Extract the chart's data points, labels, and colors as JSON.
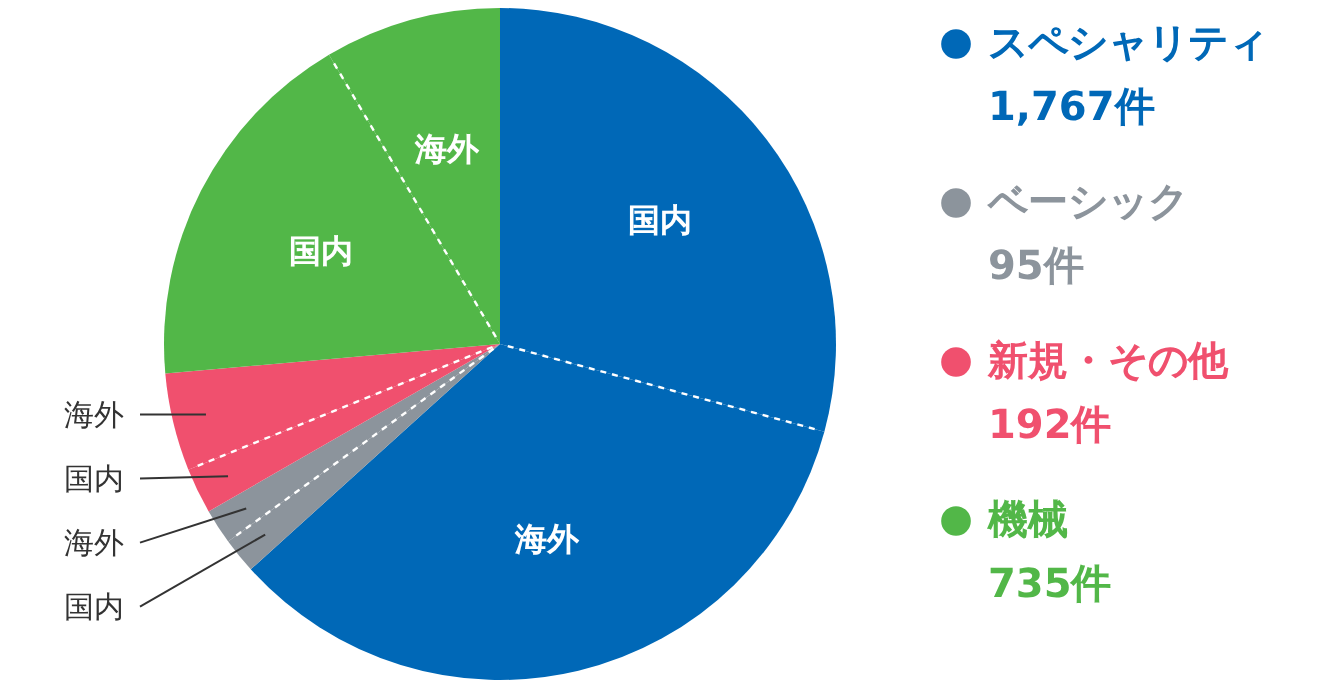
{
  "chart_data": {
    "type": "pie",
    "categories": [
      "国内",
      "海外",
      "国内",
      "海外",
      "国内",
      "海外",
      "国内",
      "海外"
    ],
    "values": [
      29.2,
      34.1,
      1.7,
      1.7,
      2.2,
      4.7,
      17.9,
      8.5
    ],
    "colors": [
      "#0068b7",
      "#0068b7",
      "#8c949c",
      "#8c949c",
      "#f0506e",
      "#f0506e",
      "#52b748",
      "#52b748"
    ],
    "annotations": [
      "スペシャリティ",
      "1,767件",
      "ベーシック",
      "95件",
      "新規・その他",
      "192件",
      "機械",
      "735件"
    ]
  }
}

▶ [EXERCISE] Extract the full listing exactly, with the pictures left out.

▶ [EXPECTED ANSWER]
Extract the chart's data points, labels, and colors as JSON.
{
  "chart_data": {
    "type": "pie",
    "categories": [
      "国内",
      "海外",
      "国内",
      "海外",
      "国内",
      "海外",
      "国内",
      "海外"
    ],
    "values": [
      29.2,
      34.1,
      1.7,
      1.7,
      2.2,
      4.7,
      17.9,
      8.5
    ],
    "colors": [
      "#0068b7",
      "#0068b7",
      "#8c949c",
      "#8c949c",
      "#f0506e",
      "#f0506e",
      "#52b748",
      "#52b748"
    ],
    "annotations": [
      "スペシャリティ",
      "1,767件",
      "ベーシック",
      "95件",
      "新規・その他",
      "192件",
      "機械",
      "735件"
    ]
  }
}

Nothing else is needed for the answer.